>> Start Excerpt provided
# Thinking of returning the Fire....



## Bugsmom (Jan 17, 2012)

Hi All! New here, but have lurked for some time  

I have a Kindle ??. I got it 2 years ago for Christmas, does that help? LOL! LOVE the thing. I guess because of this love my dear sweet husband thought I would love a fire. I wasn't all that excited when I opened it Christmas morning, because like I said....was happy with my other kindle. We already have an iPad 2, but I was excited to give the Fire a try. I get SO annoyed with the thing! I finally figured out how to lock the screen so it doesn't turn into landscape mode, but now there are other things about it that bug me.

The most notable being that if I accidently hit the screen at the bottom of the page I'm transported wayyyy further into the book. And I can't remember where the heck I was! If there's a cure for that, then maybe I can learn to deal with the other stuff. This is what bugs me the most though.

The other things are just the touch screen capabilities itself. It really is inferior to the Apple products. I'm not a techie person, but this really isn't the same as the Apple technology. Again though, I can deal. It's frustrating, but....whatever LOL.
>> End Excerpt provided
>> Start Data records
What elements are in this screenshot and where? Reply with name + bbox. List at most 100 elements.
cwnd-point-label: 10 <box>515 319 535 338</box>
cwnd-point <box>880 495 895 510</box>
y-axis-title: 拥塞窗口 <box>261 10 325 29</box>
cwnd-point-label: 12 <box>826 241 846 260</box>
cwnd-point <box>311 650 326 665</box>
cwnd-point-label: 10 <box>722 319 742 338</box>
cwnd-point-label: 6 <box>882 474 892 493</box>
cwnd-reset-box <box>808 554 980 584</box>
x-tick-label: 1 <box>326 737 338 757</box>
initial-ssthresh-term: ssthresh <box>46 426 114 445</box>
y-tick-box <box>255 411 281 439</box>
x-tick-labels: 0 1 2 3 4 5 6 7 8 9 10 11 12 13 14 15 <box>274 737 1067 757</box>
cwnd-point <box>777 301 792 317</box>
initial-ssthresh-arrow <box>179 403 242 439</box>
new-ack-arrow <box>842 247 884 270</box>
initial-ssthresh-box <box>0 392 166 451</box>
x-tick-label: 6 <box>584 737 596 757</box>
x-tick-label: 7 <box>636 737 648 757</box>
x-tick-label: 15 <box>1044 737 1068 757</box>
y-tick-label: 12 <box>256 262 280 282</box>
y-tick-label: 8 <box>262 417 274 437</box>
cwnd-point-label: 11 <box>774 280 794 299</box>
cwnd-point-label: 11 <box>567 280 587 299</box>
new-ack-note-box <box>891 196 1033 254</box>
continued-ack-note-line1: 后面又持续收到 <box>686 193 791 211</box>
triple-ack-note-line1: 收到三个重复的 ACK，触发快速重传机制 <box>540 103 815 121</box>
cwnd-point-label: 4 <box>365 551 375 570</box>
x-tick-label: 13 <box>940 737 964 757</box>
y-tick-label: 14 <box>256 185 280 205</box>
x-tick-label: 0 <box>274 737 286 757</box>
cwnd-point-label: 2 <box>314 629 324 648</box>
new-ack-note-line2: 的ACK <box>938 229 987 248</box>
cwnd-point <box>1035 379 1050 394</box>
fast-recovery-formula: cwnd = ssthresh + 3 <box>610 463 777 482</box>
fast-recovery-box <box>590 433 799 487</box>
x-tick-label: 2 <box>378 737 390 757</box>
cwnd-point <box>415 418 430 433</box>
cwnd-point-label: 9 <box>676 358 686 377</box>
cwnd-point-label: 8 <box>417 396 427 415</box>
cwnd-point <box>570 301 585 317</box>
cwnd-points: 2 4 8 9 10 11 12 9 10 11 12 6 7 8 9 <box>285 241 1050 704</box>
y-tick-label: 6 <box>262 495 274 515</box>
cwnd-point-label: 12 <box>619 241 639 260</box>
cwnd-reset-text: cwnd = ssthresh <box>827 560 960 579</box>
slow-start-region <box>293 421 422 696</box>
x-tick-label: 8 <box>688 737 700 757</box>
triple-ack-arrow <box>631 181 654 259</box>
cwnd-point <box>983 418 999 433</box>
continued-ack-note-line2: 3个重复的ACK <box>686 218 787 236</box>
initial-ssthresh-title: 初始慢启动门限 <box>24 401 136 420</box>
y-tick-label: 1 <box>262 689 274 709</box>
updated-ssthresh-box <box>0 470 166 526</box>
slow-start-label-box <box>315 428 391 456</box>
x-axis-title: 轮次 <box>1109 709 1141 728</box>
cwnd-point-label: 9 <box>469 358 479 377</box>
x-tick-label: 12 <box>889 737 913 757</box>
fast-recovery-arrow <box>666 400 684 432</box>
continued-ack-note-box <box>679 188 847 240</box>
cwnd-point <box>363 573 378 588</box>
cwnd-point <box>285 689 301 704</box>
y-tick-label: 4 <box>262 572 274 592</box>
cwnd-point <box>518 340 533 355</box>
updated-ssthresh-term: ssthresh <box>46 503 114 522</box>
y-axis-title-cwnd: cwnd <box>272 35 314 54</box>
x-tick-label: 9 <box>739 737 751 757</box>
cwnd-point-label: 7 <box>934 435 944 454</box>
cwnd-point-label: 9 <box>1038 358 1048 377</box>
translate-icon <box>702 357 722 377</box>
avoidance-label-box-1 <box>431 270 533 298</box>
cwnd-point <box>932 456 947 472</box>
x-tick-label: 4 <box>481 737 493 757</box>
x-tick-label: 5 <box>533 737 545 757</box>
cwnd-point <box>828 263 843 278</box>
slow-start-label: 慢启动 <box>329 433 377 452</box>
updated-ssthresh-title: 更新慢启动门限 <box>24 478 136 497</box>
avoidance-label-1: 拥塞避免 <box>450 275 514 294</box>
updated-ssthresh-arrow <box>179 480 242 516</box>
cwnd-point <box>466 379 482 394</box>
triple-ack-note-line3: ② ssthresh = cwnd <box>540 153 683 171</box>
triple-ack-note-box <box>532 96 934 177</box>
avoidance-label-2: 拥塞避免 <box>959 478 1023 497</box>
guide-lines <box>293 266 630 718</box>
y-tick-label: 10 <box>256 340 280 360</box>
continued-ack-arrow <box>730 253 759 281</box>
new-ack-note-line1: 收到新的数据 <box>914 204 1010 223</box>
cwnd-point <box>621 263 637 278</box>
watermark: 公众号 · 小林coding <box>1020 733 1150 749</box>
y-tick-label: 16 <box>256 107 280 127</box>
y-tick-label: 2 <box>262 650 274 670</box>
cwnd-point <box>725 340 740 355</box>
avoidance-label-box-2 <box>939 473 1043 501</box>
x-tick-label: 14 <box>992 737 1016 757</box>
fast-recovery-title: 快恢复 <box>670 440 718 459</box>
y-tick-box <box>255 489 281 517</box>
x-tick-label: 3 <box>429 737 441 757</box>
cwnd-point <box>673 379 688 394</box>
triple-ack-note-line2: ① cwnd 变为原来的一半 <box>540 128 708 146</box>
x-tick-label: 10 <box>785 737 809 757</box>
>> End Data records
Tasks to perform>
1) In the forum post about returning the Kindle Fire, transcribe the passage from "## Bugsmom (Jan" up to and including "the most though.".
2) According to the forum post about returning the Kindle Fire, which tablet did the household already own?
3) Resume the forum post about returning the Kindle Fire, starting right after its last sentence.

Answers for the tasks>
1)
## Bugsmom (Jan 17, 2012)

Hi All! New here, but have lurked for some time  

I have a Kindle ??. I got it 2 years ago for Christmas, does that help? LOL! LOVE the thing. I guess because of this love my dear sweet husband thought I would love a fire. I wasn't all that excited when I opened it Christmas morning, because like I said....was happy with my other kindle. We already have an iPad 2, but I was excited to give the Fire a try. I get SO annoyed with the thing! I finally figured out how to lock the screen so it doesn't turn into landscape mode, but now there are other things about it that bug me.

The most notable being that if I accidently hit the screen at the bottom of the page I'm transported wayyyy further into the book. And I can't remember where the heck I was! If there's a cure for that, then maybe I can learn to deal with the other stuff. This is what bugs me the most though.

2) An iPad 2.

3)
I've read the amazon reviews, and some of the 1 or 2 star reviews are similar reasons as to why I don't like it. It really is appealing in so many ways, just trying to decide if it's worth keeping with having the iPad already?? Help


----------



## jbcohen (Jul 29, 2011)

I bet your pals are apple owners.  I have never ever met an apple owner who can objectively examine the products that they have bought over the years.  Most of them are rather fanatical about their apples and can not look objectively at the computers that they have.  What you need is a more objective assessment of the ipad and the fire and the capabilities of each.  What I like to do is one of two things: take fire owners and get them to asses the ipad (tend to be more objective about it) and get ipad owners and asses the fire (also a bit more objective).  Or sometimes get a Sony PRS owner to asses either of the two, again a bit more objective.  I did, unfortunately, need to buy an ipad for my son's education and I don't use it myself, the fire is for me.  I am not a real big fan of the ipad, sure its great at what it does but its not particularly fast or simple to do anything with it.  Since the ipad costs probably twice what a fire does I am going to require that it be twice as good as the fire is and I don't think that the ipad delivers twice the performance of the fire.  Its rather slow and I hate the proprietary aspect of it.  Need an app, you have only one place to go for it, if apple decides that you should pay more for your apps then you do already then you have no redress.  Sure the fire is similar but I have heard of fire owners adding apps from the android market, so there are ways around it.  Are there ways around apple's proprietary aspect, don't waste your breath.


----------



## Betsy the Quilter (Oct 27, 2008)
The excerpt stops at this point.